◆ **Exercise details**
Please copy the item lines below word for word, starting with the line that contains "list-item[interactable]: 骆琳琳 昨天" and going on through the line that contains "meta-line: 房_15091112... 昨天", with both of those lines included and nothing else.

◆ **Data for this task**
•••

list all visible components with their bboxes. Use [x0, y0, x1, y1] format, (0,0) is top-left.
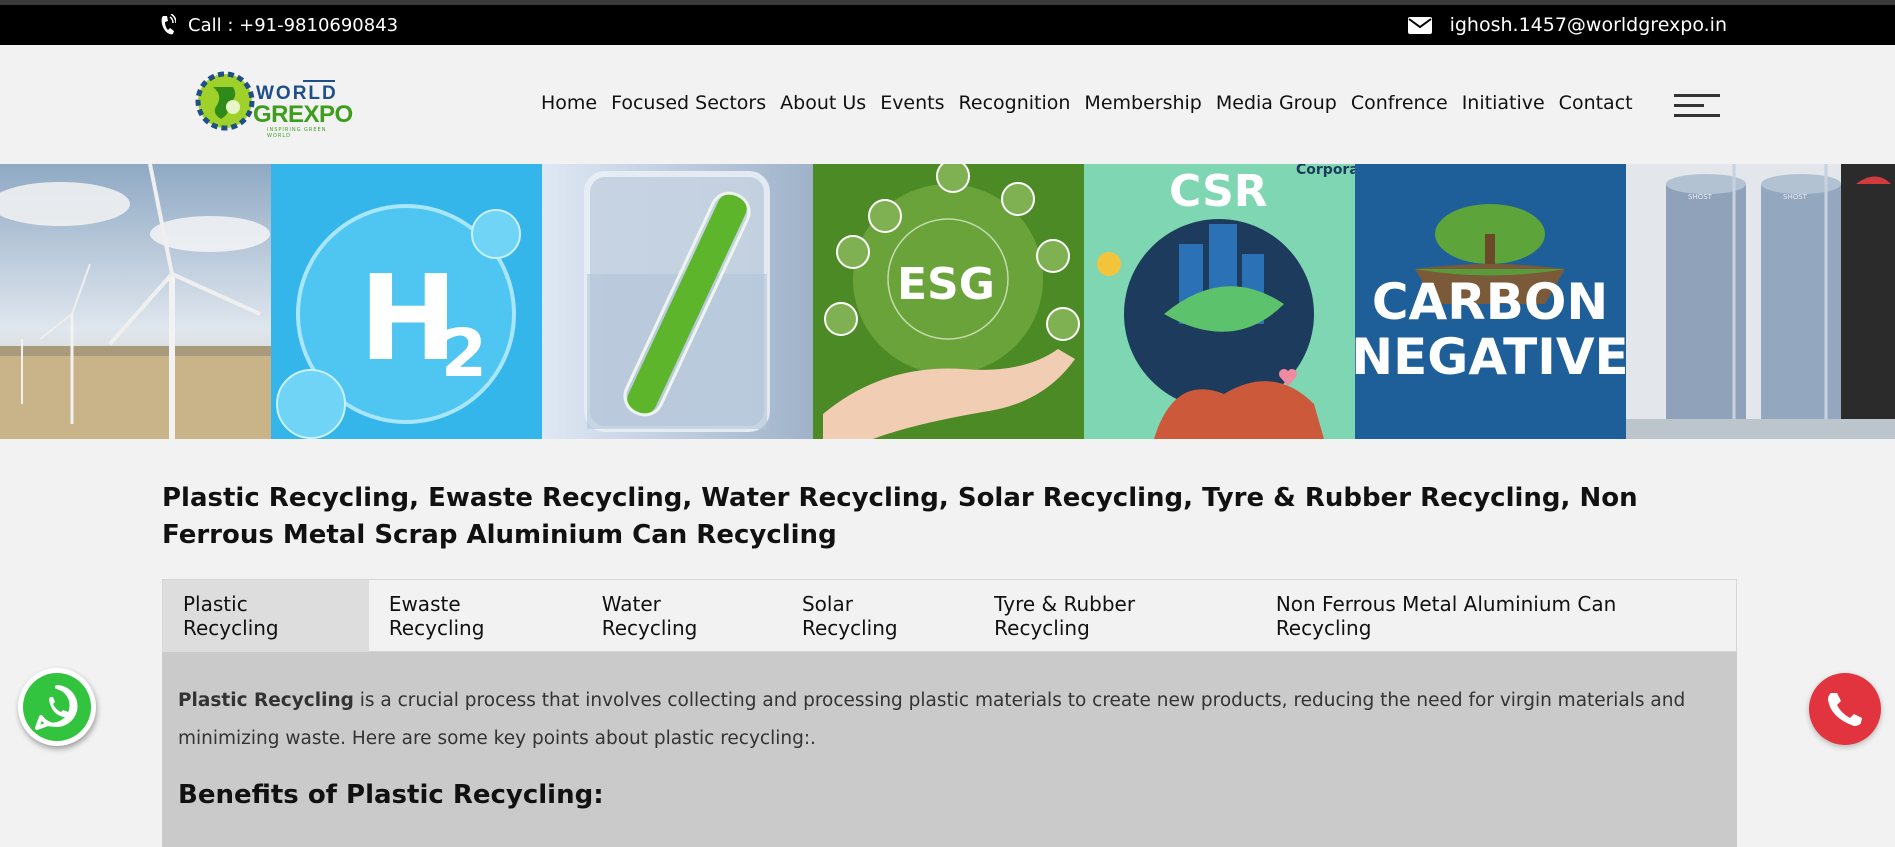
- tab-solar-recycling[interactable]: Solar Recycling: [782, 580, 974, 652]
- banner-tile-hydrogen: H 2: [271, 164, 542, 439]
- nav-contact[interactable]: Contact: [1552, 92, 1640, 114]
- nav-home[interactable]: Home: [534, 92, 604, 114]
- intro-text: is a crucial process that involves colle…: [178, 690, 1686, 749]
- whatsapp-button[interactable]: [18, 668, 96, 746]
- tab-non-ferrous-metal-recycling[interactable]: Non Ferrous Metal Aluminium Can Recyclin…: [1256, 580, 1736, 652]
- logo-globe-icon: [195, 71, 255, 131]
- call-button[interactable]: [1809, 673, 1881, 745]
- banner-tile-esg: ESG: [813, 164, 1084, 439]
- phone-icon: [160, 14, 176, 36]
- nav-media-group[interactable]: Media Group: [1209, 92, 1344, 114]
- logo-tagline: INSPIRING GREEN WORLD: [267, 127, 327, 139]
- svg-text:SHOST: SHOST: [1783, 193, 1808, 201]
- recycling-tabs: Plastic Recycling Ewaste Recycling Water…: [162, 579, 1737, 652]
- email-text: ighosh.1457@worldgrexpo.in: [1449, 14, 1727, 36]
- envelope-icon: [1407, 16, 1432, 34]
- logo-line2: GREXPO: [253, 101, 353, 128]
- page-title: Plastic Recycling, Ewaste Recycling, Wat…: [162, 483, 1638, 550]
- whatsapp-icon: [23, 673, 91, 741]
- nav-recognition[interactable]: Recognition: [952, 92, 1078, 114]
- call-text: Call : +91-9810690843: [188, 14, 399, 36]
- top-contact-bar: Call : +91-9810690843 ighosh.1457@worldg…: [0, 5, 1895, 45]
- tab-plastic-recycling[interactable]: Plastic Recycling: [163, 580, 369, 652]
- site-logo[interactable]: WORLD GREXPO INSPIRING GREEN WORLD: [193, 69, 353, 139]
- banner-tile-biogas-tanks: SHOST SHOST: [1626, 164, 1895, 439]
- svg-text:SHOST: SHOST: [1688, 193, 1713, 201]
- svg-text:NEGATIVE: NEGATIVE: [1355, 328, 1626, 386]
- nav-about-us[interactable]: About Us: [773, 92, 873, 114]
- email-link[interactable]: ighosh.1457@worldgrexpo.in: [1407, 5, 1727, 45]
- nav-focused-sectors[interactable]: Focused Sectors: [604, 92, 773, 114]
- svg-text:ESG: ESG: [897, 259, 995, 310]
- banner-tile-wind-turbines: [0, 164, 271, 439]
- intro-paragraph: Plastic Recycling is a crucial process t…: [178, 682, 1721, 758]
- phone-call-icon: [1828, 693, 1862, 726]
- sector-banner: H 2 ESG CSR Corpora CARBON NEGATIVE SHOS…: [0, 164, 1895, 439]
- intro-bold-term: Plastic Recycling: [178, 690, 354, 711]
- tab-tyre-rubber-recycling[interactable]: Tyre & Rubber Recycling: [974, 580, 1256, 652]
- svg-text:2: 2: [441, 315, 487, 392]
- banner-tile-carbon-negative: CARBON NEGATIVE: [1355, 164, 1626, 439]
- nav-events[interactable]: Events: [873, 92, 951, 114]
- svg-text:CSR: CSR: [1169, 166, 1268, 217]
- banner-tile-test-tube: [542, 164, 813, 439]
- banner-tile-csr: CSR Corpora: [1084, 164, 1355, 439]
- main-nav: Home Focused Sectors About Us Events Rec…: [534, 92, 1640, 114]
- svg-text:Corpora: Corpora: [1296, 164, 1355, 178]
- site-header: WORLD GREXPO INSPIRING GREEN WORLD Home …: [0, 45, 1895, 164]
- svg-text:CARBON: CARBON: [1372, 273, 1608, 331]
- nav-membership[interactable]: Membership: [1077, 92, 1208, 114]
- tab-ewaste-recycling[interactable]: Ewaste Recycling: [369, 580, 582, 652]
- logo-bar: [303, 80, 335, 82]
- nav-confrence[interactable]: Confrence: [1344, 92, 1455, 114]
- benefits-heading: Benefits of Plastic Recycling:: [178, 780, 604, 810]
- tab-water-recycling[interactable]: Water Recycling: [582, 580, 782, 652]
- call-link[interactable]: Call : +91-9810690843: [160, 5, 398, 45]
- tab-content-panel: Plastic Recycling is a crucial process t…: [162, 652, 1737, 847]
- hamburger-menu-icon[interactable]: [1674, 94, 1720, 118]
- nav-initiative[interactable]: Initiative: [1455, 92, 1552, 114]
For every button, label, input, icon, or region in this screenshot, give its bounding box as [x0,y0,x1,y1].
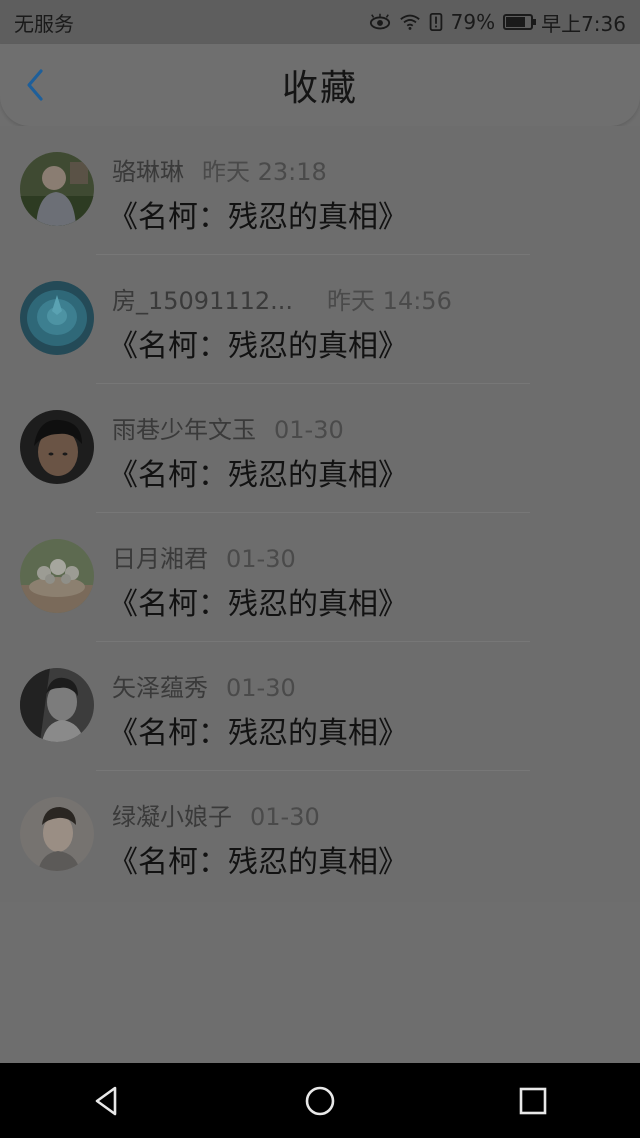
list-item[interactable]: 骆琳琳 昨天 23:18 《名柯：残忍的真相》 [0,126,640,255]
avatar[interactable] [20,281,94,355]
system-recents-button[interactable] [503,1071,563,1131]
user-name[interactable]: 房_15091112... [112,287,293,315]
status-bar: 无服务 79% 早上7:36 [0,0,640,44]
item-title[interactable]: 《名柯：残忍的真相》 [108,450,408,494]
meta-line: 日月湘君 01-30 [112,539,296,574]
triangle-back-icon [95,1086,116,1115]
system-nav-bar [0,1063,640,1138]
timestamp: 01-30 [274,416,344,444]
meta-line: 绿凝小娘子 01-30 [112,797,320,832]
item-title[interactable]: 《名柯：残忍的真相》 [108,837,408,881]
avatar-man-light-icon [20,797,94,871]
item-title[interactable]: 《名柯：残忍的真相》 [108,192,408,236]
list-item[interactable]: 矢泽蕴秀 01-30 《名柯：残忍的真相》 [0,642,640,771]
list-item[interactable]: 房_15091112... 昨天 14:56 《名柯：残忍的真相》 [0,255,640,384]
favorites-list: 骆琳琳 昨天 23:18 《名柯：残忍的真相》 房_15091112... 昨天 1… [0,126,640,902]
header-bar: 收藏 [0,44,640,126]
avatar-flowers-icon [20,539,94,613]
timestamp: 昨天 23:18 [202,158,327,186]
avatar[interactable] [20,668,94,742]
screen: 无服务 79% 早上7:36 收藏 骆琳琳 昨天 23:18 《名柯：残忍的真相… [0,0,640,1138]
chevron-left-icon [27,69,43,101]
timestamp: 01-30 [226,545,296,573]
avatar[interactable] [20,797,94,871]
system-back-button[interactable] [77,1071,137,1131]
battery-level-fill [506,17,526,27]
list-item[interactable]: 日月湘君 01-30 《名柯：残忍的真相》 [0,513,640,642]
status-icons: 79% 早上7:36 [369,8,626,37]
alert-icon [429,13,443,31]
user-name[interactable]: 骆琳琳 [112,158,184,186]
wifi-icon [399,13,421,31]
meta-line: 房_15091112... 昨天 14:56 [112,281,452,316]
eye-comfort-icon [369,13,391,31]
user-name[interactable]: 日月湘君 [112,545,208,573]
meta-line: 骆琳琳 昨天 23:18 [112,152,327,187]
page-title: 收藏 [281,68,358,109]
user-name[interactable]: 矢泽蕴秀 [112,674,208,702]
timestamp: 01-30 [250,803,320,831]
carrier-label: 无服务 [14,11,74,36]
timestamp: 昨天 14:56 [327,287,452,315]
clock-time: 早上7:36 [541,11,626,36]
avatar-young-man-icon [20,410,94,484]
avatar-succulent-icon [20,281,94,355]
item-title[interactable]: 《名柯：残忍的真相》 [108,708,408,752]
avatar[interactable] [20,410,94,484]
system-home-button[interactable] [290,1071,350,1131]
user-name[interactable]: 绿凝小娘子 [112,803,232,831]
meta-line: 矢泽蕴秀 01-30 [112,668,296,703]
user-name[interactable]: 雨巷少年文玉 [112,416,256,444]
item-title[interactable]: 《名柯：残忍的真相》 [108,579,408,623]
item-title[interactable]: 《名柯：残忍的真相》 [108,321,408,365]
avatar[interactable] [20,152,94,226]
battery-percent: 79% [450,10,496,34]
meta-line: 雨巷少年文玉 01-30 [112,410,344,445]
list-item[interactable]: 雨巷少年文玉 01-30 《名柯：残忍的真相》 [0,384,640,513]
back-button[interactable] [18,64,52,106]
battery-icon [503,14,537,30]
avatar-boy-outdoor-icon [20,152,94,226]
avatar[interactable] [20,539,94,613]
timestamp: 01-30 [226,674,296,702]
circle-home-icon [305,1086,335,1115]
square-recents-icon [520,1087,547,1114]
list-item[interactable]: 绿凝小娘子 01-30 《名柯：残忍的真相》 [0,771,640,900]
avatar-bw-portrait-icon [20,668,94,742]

•••

◆ **In response**
list-item[interactable]: 骆琳琳 昨天 23:18 《名柯：残忍的真相》 [0,126,640,255]
avatar[interactable] [20,281,94,355]
system-recents-button[interactable] [503,1071,563,1131]
user-name[interactable]: 房_15091112... [112,287,293,315]
status-bar: 无服务 79% 早上7:36 [0,0,640,44]
item-title[interactable]: 《名柯：残忍的真相》 [108,450,408,494]
meta-line: 日月湘君 01-30 [112,539,296,574]
triangle-back-icon [95,1086,116,1115]
system-nav-bar [0,1063,640,1138]
timestamp: 01-30 [274,416,344,444]
meta-line: 绿凝小娘子 01-30 [112,797,320,832]
item-title[interactable]: 《名柯：残忍的真相》 [108,837,408,881]
avatar-man-light-icon [20,797,94,871]
item-title[interactable]: 《名柯：残忍的真相》 [108,192,408,236]
list-item[interactable]: 矢泽蕴秀 01-30 《名柯：残忍的真相》 [0,642,640,771]
list-item[interactable]: 房_15091112... 昨天 14:56 《名柯：残忍的真相》 [0,255,640,384]
favorites-list: 骆琳琳 昨天 23:18 《名柯：残忍的真相》 房_15091112... 昨天 1… [0,126,640,902]
header-bar: 收藏 [0,44,640,126]
avatar-flowers-icon [20,539,94,613]
timestamp: 昨天 23:18 [202,158,327,186]
avatar[interactable] [20,668,94,742]
screen: 无服务 79% 早上7:36 收藏 骆琳琳 昨天 23:18 《名柯：残忍的真相… [0,0,640,1138]
chevron-left-icon [27,69,43,101]
timestamp: 01-30 [226,545,296,573]
avatar[interactable] [20,797,94,871]
system-back-button[interactable] [77,1071,137,1131]
battery-level-fill [506,17,526,27]
list-item[interactable]: 日月湘君 01-30 《名柯：残忍的真相》 [0,513,640,642]
status-icons: 79% 早上7:36 [369,8,626,37]
alert-icon [429,13,443,31]
user-name[interactable]: 骆琳琳 [112,158,184,186]
wifi-icon [399,13,421,31]
meta-line: 房_15091112... 昨天 14:56 [112,281,452,316]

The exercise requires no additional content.